-- start of Data shown --

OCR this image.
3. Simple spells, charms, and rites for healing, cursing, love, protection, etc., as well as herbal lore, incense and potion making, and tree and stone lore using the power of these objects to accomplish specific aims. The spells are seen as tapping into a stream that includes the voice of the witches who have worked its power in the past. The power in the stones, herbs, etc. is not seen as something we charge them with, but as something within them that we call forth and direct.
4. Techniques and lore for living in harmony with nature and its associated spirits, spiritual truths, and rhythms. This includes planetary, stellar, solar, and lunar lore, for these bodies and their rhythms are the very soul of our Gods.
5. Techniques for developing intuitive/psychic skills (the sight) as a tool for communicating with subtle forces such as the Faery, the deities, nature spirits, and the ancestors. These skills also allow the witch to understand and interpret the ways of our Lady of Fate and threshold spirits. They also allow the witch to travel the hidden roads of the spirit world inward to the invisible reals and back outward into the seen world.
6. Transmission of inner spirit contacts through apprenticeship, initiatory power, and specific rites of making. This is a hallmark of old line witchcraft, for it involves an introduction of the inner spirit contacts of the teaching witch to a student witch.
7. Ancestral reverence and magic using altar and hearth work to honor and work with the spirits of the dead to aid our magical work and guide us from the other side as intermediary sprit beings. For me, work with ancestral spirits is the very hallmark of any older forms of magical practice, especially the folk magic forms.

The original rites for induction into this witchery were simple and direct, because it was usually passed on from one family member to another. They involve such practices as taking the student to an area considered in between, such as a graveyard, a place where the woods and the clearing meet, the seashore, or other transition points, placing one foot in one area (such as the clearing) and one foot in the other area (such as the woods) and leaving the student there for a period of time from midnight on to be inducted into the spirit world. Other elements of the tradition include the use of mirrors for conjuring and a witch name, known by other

-- end of Data shown --
-- start of Data shown --

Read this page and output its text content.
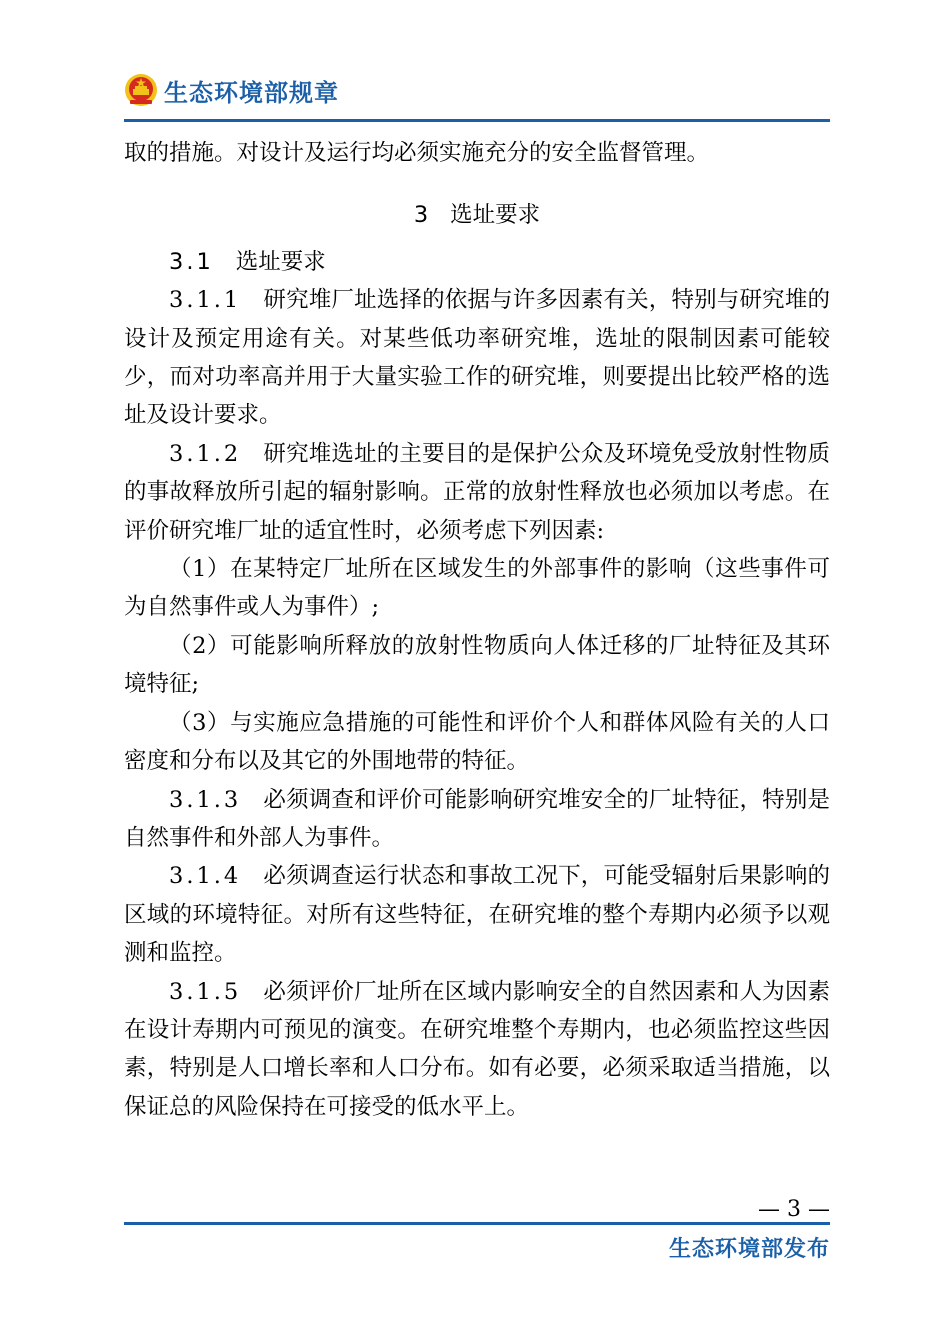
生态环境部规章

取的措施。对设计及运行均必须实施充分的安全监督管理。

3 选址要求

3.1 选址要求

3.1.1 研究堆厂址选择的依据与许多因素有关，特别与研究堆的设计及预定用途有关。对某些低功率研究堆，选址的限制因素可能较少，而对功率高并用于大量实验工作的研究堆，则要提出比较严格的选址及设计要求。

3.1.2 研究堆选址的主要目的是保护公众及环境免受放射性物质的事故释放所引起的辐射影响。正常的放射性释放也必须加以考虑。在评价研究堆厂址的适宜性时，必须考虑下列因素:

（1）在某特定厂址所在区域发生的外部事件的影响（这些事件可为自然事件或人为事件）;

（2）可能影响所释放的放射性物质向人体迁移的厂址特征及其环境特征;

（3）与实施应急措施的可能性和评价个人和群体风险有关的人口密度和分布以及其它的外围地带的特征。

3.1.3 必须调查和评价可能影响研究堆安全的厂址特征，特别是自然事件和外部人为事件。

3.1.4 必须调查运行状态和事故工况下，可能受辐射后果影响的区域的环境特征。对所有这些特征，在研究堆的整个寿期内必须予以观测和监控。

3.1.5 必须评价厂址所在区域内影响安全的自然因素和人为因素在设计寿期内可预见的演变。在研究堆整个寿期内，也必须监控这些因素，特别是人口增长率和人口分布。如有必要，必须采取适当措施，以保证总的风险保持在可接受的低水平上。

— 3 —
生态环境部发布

-- end of Data shown --

→ Task details
Isolate the lines that hold the word "using" and copy all of them.

→ Output for this exercise
3. Simple spells, charms, and rites for healing, cursing, love, protection, etc., as well as herbal lore, incense and potion making, and tree and stone lore using the power of these objects to accomplish specific aims. The spells are seen as tapping into a stream that includes the voice of the witches who have worked its power in the past. The power in the stones, herbs, etc. is not seen as something we charge them with, but as something within them that we call forth and direct.
7. Ancestral reverence and magic using altar and hearth work to honor and work with the spirits of the dead to aid our magical work and guide us from the other side as intermediary sprit beings. For me, work with ancestral spirits is the very hallmark of any older forms of magical practice, especially the folk magic forms.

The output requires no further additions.